[Some records]
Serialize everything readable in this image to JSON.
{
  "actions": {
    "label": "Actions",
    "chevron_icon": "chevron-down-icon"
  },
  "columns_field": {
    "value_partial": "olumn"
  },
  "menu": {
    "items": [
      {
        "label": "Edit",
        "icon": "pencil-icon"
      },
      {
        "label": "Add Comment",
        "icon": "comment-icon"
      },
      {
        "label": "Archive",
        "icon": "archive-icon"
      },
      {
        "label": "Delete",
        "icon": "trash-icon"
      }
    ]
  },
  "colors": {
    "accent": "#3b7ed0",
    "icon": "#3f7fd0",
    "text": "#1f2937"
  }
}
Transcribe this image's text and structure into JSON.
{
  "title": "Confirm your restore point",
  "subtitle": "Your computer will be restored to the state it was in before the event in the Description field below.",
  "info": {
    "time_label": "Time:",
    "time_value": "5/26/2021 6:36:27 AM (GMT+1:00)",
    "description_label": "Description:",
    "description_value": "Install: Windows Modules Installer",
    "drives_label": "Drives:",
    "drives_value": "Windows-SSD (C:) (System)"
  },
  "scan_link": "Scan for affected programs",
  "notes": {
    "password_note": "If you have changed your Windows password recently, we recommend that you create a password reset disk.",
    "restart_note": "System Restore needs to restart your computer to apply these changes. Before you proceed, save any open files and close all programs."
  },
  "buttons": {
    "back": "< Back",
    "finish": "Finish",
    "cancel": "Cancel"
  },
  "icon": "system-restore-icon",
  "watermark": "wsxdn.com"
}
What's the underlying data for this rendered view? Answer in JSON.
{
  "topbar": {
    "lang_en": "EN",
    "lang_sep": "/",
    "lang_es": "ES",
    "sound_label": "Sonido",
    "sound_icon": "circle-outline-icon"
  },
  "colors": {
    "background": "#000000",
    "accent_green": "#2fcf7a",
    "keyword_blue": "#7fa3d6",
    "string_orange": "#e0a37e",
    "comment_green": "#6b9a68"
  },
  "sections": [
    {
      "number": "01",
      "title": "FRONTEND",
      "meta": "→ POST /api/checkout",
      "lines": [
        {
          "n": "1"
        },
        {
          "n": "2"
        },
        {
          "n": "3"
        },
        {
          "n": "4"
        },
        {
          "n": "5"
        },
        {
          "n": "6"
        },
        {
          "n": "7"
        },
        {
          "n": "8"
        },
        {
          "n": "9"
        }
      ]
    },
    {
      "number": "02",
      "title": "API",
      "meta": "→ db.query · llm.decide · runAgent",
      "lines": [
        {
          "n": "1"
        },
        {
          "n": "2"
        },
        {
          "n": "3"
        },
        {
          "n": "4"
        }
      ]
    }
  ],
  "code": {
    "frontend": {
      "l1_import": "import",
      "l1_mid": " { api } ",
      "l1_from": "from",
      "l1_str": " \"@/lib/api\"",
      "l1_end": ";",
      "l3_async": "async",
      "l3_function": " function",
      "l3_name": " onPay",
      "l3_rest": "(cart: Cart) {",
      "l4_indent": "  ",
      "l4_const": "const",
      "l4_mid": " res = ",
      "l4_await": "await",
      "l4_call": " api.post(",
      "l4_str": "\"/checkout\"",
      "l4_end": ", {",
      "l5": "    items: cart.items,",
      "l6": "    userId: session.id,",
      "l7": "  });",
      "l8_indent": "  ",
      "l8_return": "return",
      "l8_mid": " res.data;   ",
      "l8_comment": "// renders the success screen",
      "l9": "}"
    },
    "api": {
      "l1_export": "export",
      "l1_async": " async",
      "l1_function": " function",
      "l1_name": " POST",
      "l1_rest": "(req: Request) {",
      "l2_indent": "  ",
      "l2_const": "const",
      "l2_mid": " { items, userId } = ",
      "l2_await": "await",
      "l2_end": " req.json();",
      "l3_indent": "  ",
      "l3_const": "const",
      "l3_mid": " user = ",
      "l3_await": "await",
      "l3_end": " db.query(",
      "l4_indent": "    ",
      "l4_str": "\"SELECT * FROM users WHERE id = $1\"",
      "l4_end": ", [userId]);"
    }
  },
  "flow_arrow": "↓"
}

## [STATED PROBLEM]
All lines in the data that contain the word "computer" should be copied.

## [THE OUTPUT]
  "subtitle": "Your computer will be restored to the state it was in before the event in the Description field below.",
    "restart_note": "System Restore needs to restart your computer to apply these changes. Before you proceed, save any open files and close all programs."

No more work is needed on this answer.